What to do:
Keep every line where the word "Female" appears; drop the rest.

Available records:
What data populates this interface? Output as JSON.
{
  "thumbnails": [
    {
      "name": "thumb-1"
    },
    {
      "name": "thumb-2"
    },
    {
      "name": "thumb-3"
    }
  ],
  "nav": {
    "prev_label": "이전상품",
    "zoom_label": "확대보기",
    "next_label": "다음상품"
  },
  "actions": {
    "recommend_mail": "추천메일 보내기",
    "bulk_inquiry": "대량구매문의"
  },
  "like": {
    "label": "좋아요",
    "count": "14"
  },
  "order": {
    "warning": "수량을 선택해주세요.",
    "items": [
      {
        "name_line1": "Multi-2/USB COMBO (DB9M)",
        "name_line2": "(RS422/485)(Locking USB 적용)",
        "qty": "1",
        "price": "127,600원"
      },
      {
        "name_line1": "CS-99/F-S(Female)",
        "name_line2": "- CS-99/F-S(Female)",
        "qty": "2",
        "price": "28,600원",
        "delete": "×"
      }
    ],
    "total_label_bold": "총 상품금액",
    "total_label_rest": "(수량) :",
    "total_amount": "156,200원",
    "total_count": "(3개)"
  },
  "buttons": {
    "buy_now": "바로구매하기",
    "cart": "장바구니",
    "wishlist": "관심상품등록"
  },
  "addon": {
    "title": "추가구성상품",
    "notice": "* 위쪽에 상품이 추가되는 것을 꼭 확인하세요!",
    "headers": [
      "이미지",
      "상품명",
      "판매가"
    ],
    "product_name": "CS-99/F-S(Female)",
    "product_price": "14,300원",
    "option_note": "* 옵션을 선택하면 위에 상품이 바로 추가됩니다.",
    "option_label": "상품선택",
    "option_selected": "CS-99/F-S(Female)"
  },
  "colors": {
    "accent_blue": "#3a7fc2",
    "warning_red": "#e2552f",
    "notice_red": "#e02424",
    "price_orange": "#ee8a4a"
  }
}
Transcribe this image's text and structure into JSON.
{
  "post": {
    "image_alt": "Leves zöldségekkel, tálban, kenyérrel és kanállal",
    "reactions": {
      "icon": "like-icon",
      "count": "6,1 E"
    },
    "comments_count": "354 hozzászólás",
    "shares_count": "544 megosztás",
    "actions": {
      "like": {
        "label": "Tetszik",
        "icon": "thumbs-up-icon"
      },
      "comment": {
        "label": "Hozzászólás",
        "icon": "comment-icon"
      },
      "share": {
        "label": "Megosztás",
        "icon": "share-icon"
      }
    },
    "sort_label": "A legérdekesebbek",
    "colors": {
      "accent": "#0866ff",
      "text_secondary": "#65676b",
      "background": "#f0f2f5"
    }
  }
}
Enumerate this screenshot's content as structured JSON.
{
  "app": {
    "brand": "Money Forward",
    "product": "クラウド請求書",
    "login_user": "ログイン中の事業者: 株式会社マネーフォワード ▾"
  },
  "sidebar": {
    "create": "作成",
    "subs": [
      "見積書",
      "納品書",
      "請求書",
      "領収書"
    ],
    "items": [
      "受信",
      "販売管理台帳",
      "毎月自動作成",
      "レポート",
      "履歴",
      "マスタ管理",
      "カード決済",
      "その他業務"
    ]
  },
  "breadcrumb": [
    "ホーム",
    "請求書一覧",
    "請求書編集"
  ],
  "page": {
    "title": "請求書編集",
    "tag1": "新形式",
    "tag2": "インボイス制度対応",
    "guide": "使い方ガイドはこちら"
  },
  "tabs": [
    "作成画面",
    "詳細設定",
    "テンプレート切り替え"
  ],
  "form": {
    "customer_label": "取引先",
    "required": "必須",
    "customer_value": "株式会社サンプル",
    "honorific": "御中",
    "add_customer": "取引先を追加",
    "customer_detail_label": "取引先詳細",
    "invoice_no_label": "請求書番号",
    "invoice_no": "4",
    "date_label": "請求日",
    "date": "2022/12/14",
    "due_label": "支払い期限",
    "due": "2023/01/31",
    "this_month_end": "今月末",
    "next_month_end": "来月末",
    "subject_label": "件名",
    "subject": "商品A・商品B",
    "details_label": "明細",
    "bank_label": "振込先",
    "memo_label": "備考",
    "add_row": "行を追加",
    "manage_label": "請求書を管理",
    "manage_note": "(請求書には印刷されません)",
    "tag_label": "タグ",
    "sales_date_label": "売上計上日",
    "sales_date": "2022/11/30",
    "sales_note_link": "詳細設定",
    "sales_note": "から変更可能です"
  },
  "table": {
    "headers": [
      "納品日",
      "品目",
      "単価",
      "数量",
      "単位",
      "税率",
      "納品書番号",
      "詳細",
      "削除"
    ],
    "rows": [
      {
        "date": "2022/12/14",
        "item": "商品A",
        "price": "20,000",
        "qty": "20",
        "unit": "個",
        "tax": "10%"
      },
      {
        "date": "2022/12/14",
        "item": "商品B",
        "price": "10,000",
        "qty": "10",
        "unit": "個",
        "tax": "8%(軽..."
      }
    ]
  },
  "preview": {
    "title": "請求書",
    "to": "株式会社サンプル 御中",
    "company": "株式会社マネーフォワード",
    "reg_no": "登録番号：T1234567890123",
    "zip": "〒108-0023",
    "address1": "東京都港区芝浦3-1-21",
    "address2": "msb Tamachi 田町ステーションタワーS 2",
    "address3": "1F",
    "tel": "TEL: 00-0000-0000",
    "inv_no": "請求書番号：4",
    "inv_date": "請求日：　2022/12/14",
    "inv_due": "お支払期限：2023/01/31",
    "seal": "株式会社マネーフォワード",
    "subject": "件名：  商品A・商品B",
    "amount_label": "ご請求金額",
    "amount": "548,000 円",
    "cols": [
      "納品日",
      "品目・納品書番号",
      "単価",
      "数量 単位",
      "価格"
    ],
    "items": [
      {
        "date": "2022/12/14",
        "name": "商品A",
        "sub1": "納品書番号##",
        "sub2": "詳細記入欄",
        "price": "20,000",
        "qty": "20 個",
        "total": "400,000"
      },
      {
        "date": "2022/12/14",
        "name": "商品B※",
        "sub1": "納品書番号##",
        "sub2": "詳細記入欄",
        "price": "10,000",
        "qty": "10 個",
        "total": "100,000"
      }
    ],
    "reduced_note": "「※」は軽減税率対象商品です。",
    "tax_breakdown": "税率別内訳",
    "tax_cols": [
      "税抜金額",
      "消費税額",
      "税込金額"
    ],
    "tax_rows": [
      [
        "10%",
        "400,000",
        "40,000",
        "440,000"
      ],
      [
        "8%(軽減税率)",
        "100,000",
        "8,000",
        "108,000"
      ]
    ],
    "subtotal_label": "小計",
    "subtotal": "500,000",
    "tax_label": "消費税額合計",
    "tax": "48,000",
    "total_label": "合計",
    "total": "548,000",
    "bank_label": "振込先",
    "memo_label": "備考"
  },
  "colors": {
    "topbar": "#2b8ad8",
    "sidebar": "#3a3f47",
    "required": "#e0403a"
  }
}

In response:
        "name_line1": "CS-99/F-S(Female)",
        "name_line2": "- CS-99/F-S(Female)",
    "product_name": "CS-99/F-S(Female)",
    "option_selected": "CS-99/F-S(Female)"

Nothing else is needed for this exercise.